◆ **Listed entries**:
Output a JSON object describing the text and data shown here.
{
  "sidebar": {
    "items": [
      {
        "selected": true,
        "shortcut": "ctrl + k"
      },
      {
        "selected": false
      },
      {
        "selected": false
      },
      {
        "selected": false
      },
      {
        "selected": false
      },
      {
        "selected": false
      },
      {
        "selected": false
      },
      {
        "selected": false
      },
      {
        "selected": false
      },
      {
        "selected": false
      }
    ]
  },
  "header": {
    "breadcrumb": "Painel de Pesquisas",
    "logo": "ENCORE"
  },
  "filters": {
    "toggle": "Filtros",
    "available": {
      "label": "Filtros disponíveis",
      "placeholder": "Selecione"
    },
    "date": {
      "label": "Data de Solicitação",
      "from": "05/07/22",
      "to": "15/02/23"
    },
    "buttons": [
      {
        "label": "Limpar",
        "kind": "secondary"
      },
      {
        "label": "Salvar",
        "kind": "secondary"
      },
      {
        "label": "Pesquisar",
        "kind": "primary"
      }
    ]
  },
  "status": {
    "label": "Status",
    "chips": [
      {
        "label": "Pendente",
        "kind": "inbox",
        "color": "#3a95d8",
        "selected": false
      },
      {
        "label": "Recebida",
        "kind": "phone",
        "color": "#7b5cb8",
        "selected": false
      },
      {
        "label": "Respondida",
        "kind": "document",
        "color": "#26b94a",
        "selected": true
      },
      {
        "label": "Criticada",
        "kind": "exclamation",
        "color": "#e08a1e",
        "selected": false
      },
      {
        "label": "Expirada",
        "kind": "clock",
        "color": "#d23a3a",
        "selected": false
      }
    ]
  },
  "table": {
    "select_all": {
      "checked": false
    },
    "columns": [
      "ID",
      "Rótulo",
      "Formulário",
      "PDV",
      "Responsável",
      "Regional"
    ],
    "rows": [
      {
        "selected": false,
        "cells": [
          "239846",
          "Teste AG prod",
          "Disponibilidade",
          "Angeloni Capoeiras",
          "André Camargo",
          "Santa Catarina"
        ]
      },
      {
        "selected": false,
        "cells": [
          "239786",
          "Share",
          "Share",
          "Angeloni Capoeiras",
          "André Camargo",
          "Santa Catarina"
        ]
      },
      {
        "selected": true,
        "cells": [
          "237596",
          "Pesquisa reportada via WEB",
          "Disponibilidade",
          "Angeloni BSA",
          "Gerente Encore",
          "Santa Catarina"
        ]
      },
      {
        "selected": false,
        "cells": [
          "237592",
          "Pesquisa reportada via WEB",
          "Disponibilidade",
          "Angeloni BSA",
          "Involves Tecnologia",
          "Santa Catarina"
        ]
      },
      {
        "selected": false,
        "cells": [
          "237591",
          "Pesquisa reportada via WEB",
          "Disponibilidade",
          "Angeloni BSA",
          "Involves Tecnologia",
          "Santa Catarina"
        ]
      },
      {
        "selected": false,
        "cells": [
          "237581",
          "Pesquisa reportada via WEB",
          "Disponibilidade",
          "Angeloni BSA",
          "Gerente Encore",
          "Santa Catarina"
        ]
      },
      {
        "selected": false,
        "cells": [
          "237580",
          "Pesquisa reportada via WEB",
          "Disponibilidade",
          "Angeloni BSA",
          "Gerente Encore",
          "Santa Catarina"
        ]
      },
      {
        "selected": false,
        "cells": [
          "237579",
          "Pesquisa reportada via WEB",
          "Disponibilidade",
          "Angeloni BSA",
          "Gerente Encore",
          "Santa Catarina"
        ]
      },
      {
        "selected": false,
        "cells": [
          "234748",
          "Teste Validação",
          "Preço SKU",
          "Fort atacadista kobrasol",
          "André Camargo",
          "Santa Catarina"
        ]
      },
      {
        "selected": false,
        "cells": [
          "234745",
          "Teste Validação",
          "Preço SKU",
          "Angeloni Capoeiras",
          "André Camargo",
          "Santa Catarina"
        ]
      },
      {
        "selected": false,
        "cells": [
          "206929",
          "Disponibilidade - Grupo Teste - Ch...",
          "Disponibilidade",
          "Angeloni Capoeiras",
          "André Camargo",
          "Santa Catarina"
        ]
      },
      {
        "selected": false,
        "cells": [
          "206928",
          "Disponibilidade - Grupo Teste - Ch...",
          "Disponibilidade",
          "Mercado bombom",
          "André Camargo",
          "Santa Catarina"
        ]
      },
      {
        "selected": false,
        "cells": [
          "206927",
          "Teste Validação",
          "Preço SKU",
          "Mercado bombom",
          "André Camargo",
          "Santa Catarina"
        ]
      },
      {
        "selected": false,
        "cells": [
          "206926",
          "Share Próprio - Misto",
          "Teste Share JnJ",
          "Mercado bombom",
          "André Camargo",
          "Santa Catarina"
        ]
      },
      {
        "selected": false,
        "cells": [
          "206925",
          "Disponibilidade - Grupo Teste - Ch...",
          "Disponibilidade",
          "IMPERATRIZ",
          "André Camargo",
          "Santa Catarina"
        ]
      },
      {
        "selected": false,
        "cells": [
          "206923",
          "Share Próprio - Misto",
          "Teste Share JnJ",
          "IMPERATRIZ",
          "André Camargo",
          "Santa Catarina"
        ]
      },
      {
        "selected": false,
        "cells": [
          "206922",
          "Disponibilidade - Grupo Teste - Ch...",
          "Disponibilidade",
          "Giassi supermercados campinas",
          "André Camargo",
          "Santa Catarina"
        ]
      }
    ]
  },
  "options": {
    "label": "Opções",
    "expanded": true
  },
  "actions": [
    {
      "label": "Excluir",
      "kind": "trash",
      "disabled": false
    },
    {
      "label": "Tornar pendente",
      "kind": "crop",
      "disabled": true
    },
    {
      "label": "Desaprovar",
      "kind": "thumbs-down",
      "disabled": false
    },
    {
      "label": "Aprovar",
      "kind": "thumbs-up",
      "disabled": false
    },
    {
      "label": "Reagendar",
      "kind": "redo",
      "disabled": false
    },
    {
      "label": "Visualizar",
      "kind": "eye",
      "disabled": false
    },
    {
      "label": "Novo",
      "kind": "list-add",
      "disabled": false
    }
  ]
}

◆ **Problem description**: Return all the data above once more, precisely as given.

◆ **Exercise result**:
Output a JSON object describing the text and data shown here.
{
  "sidebar": {
    "items": [
      {
        "selected": true,
        "shortcut": "ctrl + k"
      },
      {
        "selected": false
      },
      {
        "selected": false
      },
      {
        "selected": false
      },
      {
        "selected": false
      },
      {
        "selected": false
      },
      {
        "selected": false
      },
      {
        "selected": false
      },
      {
        "selected": false
      },
      {
        "selected": false
      }
    ]
  },
  "header": {
    "breadcrumb": "Painel de Pesquisas",
    "logo": "ENCORE"
  },
  "filters": {
    "toggle": "Filtros",
    "available": {
      "label": "Filtros disponíveis",
      "placeholder": "Selecione"
    },
    "date": {
      "label": "Data de Solicitação",
      "from": "05/07/22",
      "to": "15/02/23"
    },
    "buttons": [
      {
        "label": "Limpar",
        "kind": "secondary"
      },
      {
        "label": "Salvar",
        "kind": "secondary"
      },
      {
        "label": "Pesquisar",
        "kind": "primary"
      }
    ]
  },
  "status": {
    "label": "Status",
    "chips": [
      {
        "label": "Pendente",
        "kind": "inbox",
        "color": "#3a95d8",
        "selected": false
      },
      {
        "label": "Recebida",
        "kind": "phone",
        "color": "#7b5cb8",
        "selected": false
      },
      {
        "label": "Respondida",
        "kind": "document",
        "color": "#26b94a",
        "selected": true
      },
      {
        "label": "Criticada",
        "kind": "exclamation",
        "color": "#e08a1e",
        "selected": false
      },
      {
        "label": "Expirada",
        "kind": "clock",
        "color": "#d23a3a",
        "selected": false
      }
    ]
  },
  "table": {
    "select_all": {
      "checked": false
    },
    "columns": [
      "ID",
      "Rótulo",
      "Formulário",
      "PDV",
      "Responsável",
      "Regional"
    ],
    "rows": [
      {
        "selected": false,
        "cells": [
          "239846",
          "Teste AG prod",
          "Disponibilidade",
          "Angeloni Capoeiras",
          "André Camargo",
          "Santa Catarina"
        ]
      },
      {
        "selected": false,
        "cells": [
          "239786",
          "Share",
          "Share",
          "Angeloni Capoeiras",
          "André Camargo",
          "Santa Catarina"
        ]
      },
      {
        "selected": true,
        "cells": [
          "237596",
          "Pesquisa reportada via WEB",
          "Disponibilidade",
          "Angeloni BSA",
          "Gerente Encore",
          "Santa Catarina"
        ]
      },
      {
        "selected": false,
        "cells": [
          "237592",
          "Pesquisa reportada via WEB",
          "Disponibilidade",
          "Angeloni BSA",
          "Involves Tecnologia",
          "Santa Catarina"
        ]
      },
      {
        "selected": false,
        "cells": [
          "237591",
          "Pesquisa reportada via WEB",
          "Disponibilidade",
          "Angeloni BSA",
          "Involves Tecnologia",
          "Santa Catarina"
        ]
      },
      {
        "selected": false,
        "cells": [
          "237581",
          "Pesquisa reportada via WEB",
          "Disponibilidade",
          "Angeloni BSA",
          "Gerente Encore",
          "Santa Catarina"
        ]
      },
      {
        "selected": false,
        "cells": [
          "237580",
          "Pesquisa reportada via WEB",
          "Disponibilidade",
          "Angeloni BSA",
          "Gerente Encore",
          "Santa Catarina"
        ]
      },
      {
        "selected": false,
        "cells": [
          "237579",
          "Pesquisa reportada via WEB",
          "Disponibilidade",
          "Angeloni BSA",
          "Gerente Encore",
          "Santa Catarina"
        ]
      },
      {
        "selected": false,
        "cells": [
          "234748",
          "Teste Validação",
          "Preço SKU",
          "Fort atacadista kobrasol",
          "André Camargo",
          "Santa Catarina"
        ]
      },
      {
        "selected": false,
        "cells": [
          "234745",
          "Teste Validação",
          "Preço SKU",
          "Angeloni Capoeiras",
          "André Camargo",
          "Santa Catarina"
        ]
      },
      {
        "selected": false,
        "cells": [
          "206929",
          "Disponibilidade - Grupo Teste - Ch...",
          "Disponibilidade",
          "Angeloni Capoeiras",
          "André Camargo",
          "Santa Catarina"
        ]
      },
      {
        "selected": false,
        "cells": [
          "206928",
          "Disponibilidade - Grupo Teste - Ch...",
          "Disponibilidade",
          "Mercado bombom",
          "André Camargo",
          "Santa Catarina"
        ]
      },
      {
        "selected": false,
        "cells": [
          "206927",
          "Teste Validação",
          "Preço SKU",
          "Mercado bombom",
          "André Camargo",
          "Santa Catarina"
        ]
      },
      {
        "selected": false,
        "cells": [
          "206926",
          "Share Próprio - Misto",
          "Teste Share JnJ",
          "Mercado bombom",
          "André Camargo",
          "Santa Catarina"
        ]
      },
      {
        "selected": false,
        "cells": [
          "206925",
          "Disponibilidade - Grupo Teste - Ch...",
          "Disponibilidade",
          "IMPERATRIZ",
          "André Camargo",
          "Santa Catarina"
        ]
      },
      {
        "selected": false,
        "cells": [
          "206923",
          "Share Próprio - Misto",
          "Teste Share JnJ",
          "IMPERATRIZ",
          "André Camargo",
          "Santa Catarina"
        ]
      },
      {
        "selected": false,
        "cells": [
          "206922",
          "Disponibilidade - Grupo Teste - Ch...",
          "Disponibilidade",
          "Giassi supermercados campinas",
          "André Camargo",
          "Santa Catarina"
        ]
      }
    ]
  },
  "options": {
    "label": "Opções",
    "expanded": true
  },
  "actions": [
    {
      "label": "Excluir",
      "kind": "trash",
      "disabled": false
    },
    {
      "label": "Tornar pendente",
      "kind": "crop",
      "disabled": true
    },
    {
      "label": "Desaprovar",
      "kind": "thumbs-down",
      "disabled": false
    },
    {
      "label": "Aprovar",
      "kind": "thumbs-up",
      "disabled": false
    },
    {
      "label": "Reagendar",
      "kind": "redo",
      "disabled": false
    },
    {
      "label": "Visualizar",
      "kind": "eye",
      "disabled": false
    },
    {
      "label": "Novo",
      "kind": "list-add",
      "disabled": false
    }
  ]
}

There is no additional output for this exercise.